-- Start of Records to use --

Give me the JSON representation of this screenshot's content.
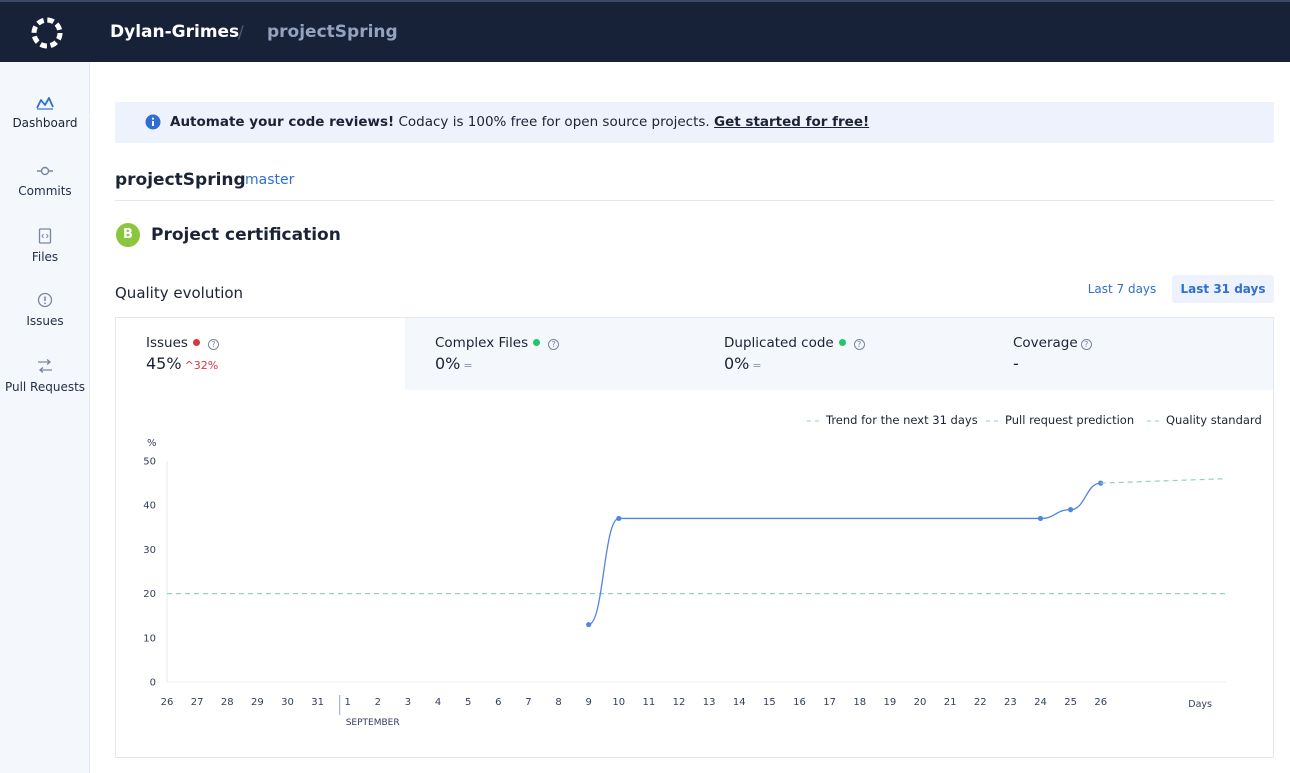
{
  "header": {
    "owner": "Dylan-Grimes",
    "separator": "/",
    "project": "projectSpring",
    "logo_icon": "codacy-logo-icon"
  },
  "sidebar": {
    "items": [
      {
        "label": "Dashboard",
        "icon": "chart-icon",
        "active": true
      },
      {
        "label": "Commits",
        "icon": "commit-icon"
      },
      {
        "label": "Files",
        "icon": "file-icon"
      },
      {
        "label": "Issues",
        "icon": "issue-icon"
      },
      {
        "label": "Pull Requests",
        "icon": "pull-request-icon"
      }
    ]
  },
  "banner": {
    "bold": "Automate your code reviews!",
    "text": " Codacy is 100% free for open source projects. ",
    "link": "Get started for free!"
  },
  "project": {
    "title": "projectSpring",
    "branch": "master"
  },
  "certification": {
    "grade": "B",
    "title": "Project certification"
  },
  "quality": {
    "title": "Quality evolution",
    "ranges": [
      "Last 7 days",
      "Last 31 days"
    ],
    "selected_range": "Last 31 days"
  },
  "metrics": [
    {
      "name": "Issues",
      "value": "45%",
      "delta": "^32%",
      "status": "bad",
      "help": "?"
    },
    {
      "name": "Complex Files",
      "value": "0%",
      "delta": "=",
      "status": "good",
      "help": "?"
    },
    {
      "name": "Duplicated code",
      "value": "0%",
      "delta": "=",
      "status": "good",
      "help": "?"
    },
    {
      "name": "Coverage",
      "value": "-",
      "delta": "",
      "status": "none",
      "help": "?"
    }
  ],
  "colors": {
    "accent": "#2f6fd1",
    "bad": "#d9363e",
    "good": "#21c56a",
    "grade": "#8cc63f",
    "line": "#4f86e0",
    "trend": "#8fd3c7"
  },
  "chart_data": {
    "type": "line",
    "ylabel": "%",
    "xlabel": "Days",
    "month_label": "SEPTEMBER",
    "ylim": [
      0,
      50
    ],
    "yticks": [
      0,
      10,
      20,
      30,
      40,
      50
    ],
    "categories": [
      "26",
      "27",
      "28",
      "29",
      "30",
      "31",
      "1",
      "2",
      "3",
      "4",
      "5",
      "6",
      "7",
      "8",
      "9",
      "10",
      "11",
      "12",
      "13",
      "14",
      "15",
      "16",
      "17",
      "18",
      "19",
      "20",
      "21",
      "22",
      "23",
      "24",
      "25",
      "26"
    ],
    "legend": [
      "Trend for the next 31 days",
      "Pull request prediction",
      "Quality standard"
    ],
    "legend_position": "top-right",
    "series": [
      {
        "name": "Issues",
        "points": [
          {
            "x": "9",
            "y": 13
          },
          {
            "x": "10",
            "y": 37
          },
          {
            "x": "24",
            "y": 37
          },
          {
            "x": "25",
            "y": 39
          },
          {
            "x": "26",
            "y": 45
          }
        ]
      }
    ],
    "trend_end_y": 46,
    "quality_standard": 20
  }
}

-- End of Records to use --

Short task: Read through the lines above and collect those that contain the string "certification".

Exercise response:
  "certification": {
    "title": "Project certification"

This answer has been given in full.